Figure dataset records

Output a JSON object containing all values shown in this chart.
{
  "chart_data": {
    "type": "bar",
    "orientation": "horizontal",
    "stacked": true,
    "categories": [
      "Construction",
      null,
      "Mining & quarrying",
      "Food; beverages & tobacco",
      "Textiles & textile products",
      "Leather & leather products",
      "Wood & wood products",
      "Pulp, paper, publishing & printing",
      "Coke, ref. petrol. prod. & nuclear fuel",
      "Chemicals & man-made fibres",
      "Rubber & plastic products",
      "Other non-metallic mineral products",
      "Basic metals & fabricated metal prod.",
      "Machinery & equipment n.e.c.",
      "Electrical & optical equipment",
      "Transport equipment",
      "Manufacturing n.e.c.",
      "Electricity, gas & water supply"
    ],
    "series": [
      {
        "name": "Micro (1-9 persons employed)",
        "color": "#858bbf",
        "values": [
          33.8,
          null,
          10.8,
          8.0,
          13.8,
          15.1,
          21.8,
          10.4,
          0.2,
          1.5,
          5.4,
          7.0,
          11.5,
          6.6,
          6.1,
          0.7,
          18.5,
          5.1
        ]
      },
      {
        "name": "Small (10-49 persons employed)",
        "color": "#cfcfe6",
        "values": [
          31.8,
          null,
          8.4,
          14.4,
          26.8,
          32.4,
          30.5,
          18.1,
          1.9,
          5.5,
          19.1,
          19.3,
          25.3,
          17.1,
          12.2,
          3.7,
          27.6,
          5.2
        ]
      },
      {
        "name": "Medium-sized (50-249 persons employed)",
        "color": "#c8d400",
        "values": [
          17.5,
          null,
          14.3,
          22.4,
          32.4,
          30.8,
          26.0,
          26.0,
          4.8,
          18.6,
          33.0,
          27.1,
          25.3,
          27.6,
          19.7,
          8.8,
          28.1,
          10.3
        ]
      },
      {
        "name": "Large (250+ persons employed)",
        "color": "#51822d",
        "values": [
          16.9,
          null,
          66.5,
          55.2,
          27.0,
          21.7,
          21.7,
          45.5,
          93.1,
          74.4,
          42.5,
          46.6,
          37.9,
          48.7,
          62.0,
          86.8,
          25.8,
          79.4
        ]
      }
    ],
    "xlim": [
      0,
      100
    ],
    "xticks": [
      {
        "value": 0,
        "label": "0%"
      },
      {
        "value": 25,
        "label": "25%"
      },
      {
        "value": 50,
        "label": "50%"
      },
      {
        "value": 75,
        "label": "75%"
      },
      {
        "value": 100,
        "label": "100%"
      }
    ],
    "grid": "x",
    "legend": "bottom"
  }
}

- WORK TO BE COMPLETED -
Restate all of the entries above precisely.

- RESULT -
Output a JSON object containing all values shown in this chart.
{
  "chart_data": {
    "type": "bar",
    "orientation": "horizontal",
    "stacked": true,
    "categories": [
      "Construction",
      null,
      "Mining & quarrying",
      "Food; beverages & tobacco",
      "Textiles & textile products",
      "Leather & leather products",
      "Wood & wood products",
      "Pulp, paper, publishing & printing",
      "Coke, ref. petrol. prod. & nuclear fuel",
      "Chemicals & man-made fibres",
      "Rubber & plastic products",
      "Other non-metallic mineral products",
      "Basic metals & fabricated metal prod.",
      "Machinery & equipment n.e.c.",
      "Electrical & optical equipment",
      "Transport equipment",
      "Manufacturing n.e.c.",
      "Electricity, gas & water supply"
    ],
    "series": [
      {
        "name": "Micro (1-9 persons employed)",
        "color": "#858bbf",
        "values": [
          33.8,
          null,
          10.8,
          8.0,
          13.8,
          15.1,
          21.8,
          10.4,
          0.2,
          1.5,
          5.4,
          7.0,
          11.5,
          6.6,
          6.1,
          0.7,
          18.5,
          5.1
        ]
      },
      {
        "name": "Small (10-49 persons employed)",
        "color": "#cfcfe6",
        "values": [
          31.8,
          null,
          8.4,
          14.4,
          26.8,
          32.4,
          30.5,
          18.1,
          1.9,
          5.5,
          19.1,
          19.3,
          25.3,
          17.1,
          12.2,
          3.7,
          27.6,
          5.2
        ]
      },
      {
        "name": "Medium-sized (50-249 persons employed)",
        "color": "#c8d400",
        "values": [
          17.5,
          null,
          14.3,
          22.4,
          32.4,
          30.8,
          26.0,
          26.0,
          4.8,
          18.6,
          33.0,
          27.1,
          25.3,
          27.6,
          19.7,
          8.8,
          28.1,
          10.3
        ]
      },
      {
        "name": "Large (250+ persons employed)",
        "color": "#51822d",
        "values": [
          16.9,
          null,
          66.5,
          55.2,
          27.0,
          21.7,
          21.7,
          45.5,
          93.1,
          74.4,
          42.5,
          46.6,
          37.9,
          48.7,
          62.0,
          86.8,
          25.8,
          79.4
        ]
      }
    ],
    "xlim": [
      0,
      100
    ],
    "xticks": [
      {
        "value": 0,
        "label": "0%"
      },
      {
        "value": 25,
        "label": "25%"
      },
      {
        "value": 50,
        "label": "50%"
      },
      {
        "value": 75,
        "label": "75%"
      },
      {
        "value": 100,
        "label": "100%"
      }
    ],
    "grid": "x",
    "legend": "bottom"
  }
}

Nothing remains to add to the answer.